◆ SUPPLIED MATERIAL
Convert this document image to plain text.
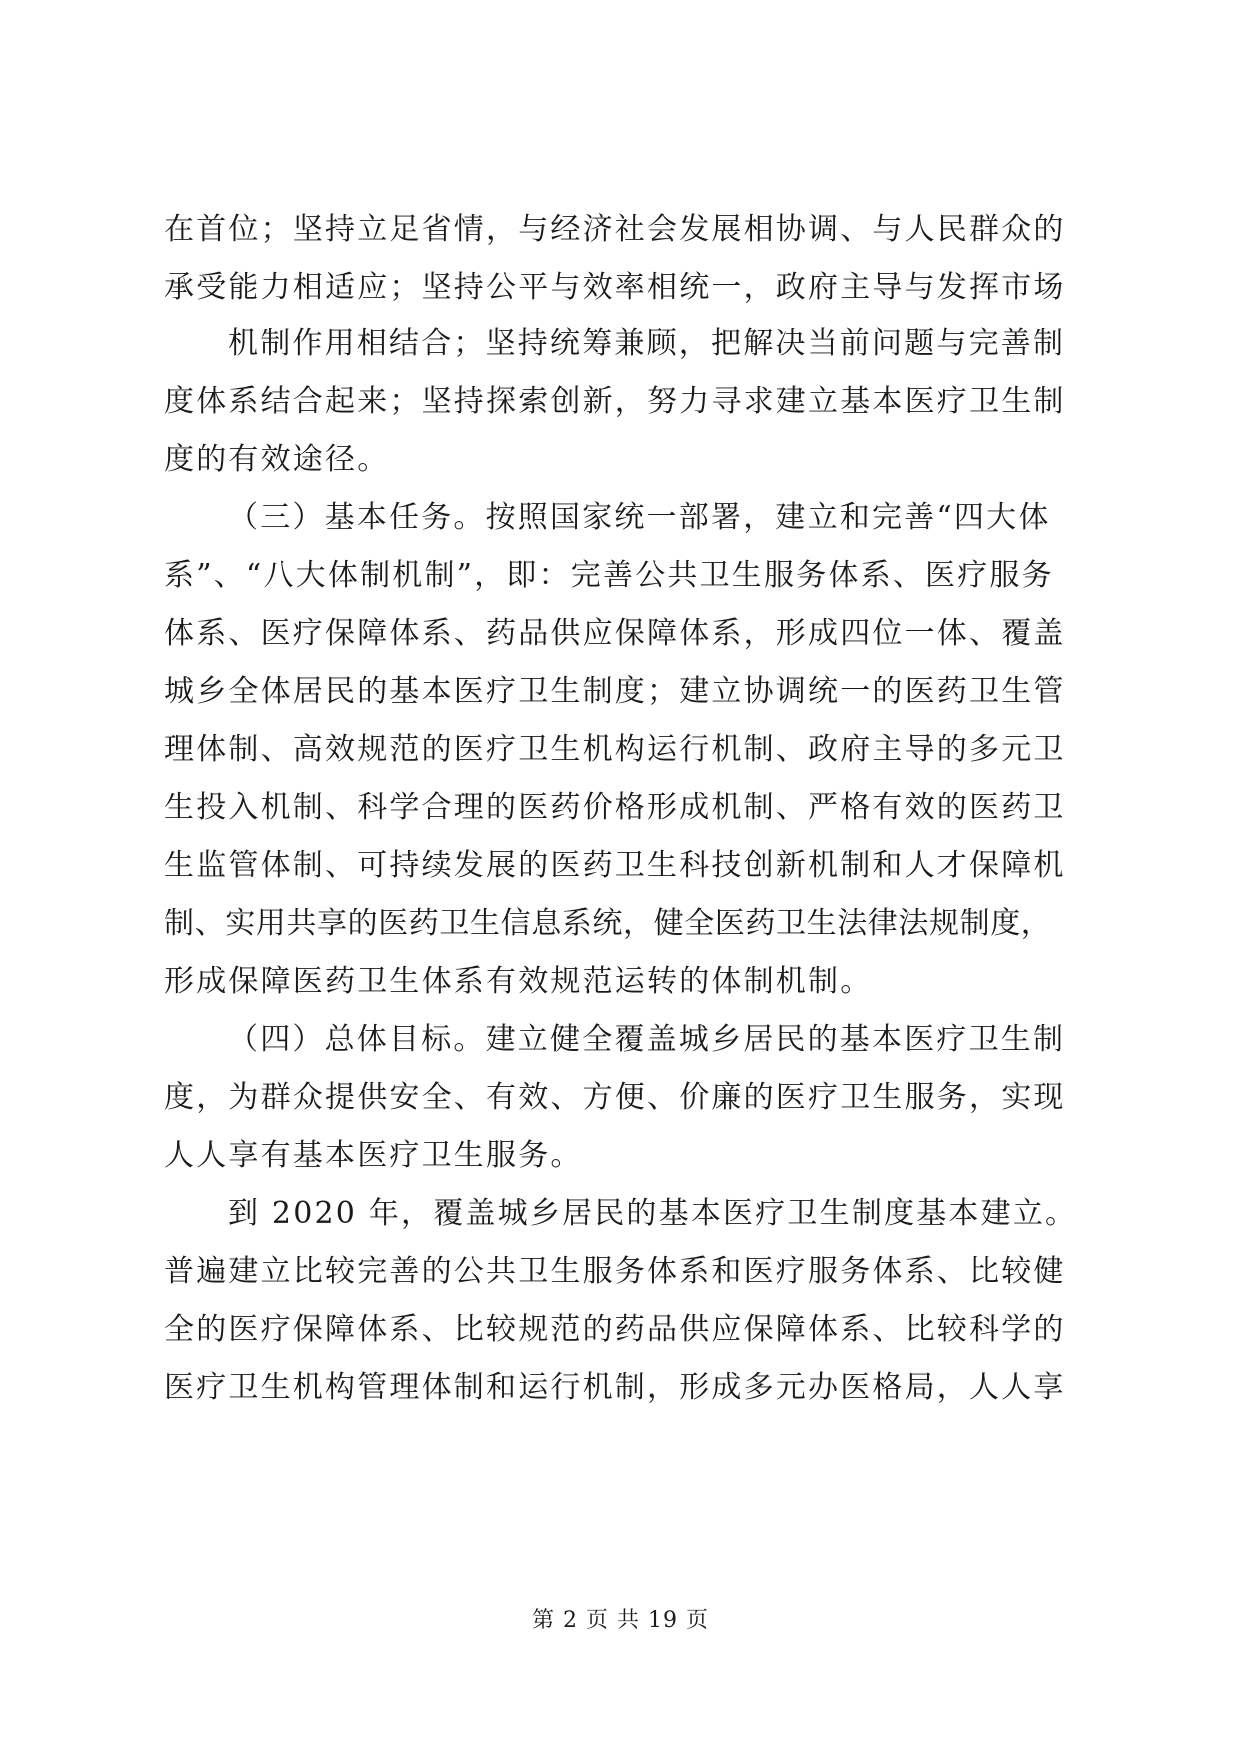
在首位；坚持立足省情，与经济社会发展相协调、与人民群众的
承受能力相适应；坚持公平与效率相统一，政府主导与发挥市场
机制作用相结合；坚持统筹兼顾，把解决当前问题与完善制
度体系结合起来；坚持探索创新，努力寻求建立基本医疗卫生制
度的有效途径。
（三）基本任务。按照国家统一部署，建立和完善“四大体
系”、“八大体制机制”，即：完善公共卫生服务体系、医疗服务
体系、医疗保障体系、药品供应保障体系，形成四位一体、覆盖
城乡全体居民的基本医疗卫生制度；建立协调统一的医药卫生管
理体制、高效规范的医疗卫生机构运行机制、政府主导的多元卫
生投入机制、科学合理的医药价格形成机制、严格有效的医药卫
生监管体制、可持续发展的医药卫生科技创新机制和人才保障机
制、实用共享的医药卫生信息系统，健全医药卫生法律法规制度，
形成保障医药卫生体系有效规范运转的体制机制。
（四）总体目标。建立健全覆盖城乡居民的基本医疗卫生制
度，为群众提供安全、有效、方便、价廉的医疗卫生服务，实现
人人享有基本医疗卫生服务。
到 2020 年，覆盖城乡居民的基本医疗卫生制度基本建立。
普遍建立比较完善的公共卫生服务体系和医疗服务体系、比较健
全的医疗保障体系、比较规范的药品供应保障体系、比较科学的
医疗卫生机构管理体制和运行机制，形成多元办医格局，人人享
第 2 页 共 19 页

◆ TASK REQUIREMENTS
Leave out all pictures, then copy the remaining material exactly.

◆ COMPLETED EXERCISE
Convert this document image to plain text.
在首位；坚持立足省情，与经济社会发展相协调、与人民群众的
承受能力相适应；坚持公平与效率相统一，政府主导与发挥市场
机制作用相结合；坚持统筹兼顾，把解决当前问题与完善制
度体系结合起来；坚持探索创新，努力寻求建立基本医疗卫生制
度的有效途径。
（三）基本任务。按照国家统一部署，建立和完善“四大体
系”、“八大体制机制”，即：完善公共卫生服务体系、医疗服务
体系、医疗保障体系、药品供应保障体系，形成四位一体、覆盖
城乡全体居民的基本医疗卫生制度；建立协调统一的医药卫生管
理体制、高效规范的医疗卫生机构运行机制、政府主导的多元卫
生投入机制、科学合理的医药价格形成机制、严格有效的医药卫
生监管体制、可持续发展的医药卫生科技创新机制和人才保障机
制、实用共享的医药卫生信息系统，健全医药卫生法律法规制度，
形成保障医药卫生体系有效规范运转的体制机制。
（四）总体目标。建立健全覆盖城乡居民的基本医疗卫生制
度，为群众提供安全、有效、方便、价廉的医疗卫生服务，实现
人人享有基本医疗卫生服务。
到 2020 年，覆盖城乡居民的基本医疗卫生制度基本建立。
普遍建立比较完善的公共卫生服务体系和医疗服务体系、比较健
全的医疗保障体系、比较规范的药品供应保障体系、比较科学的
医疗卫生机构管理体制和运行机制，形成多元办医格局，人人享
第 2 页 共 19 页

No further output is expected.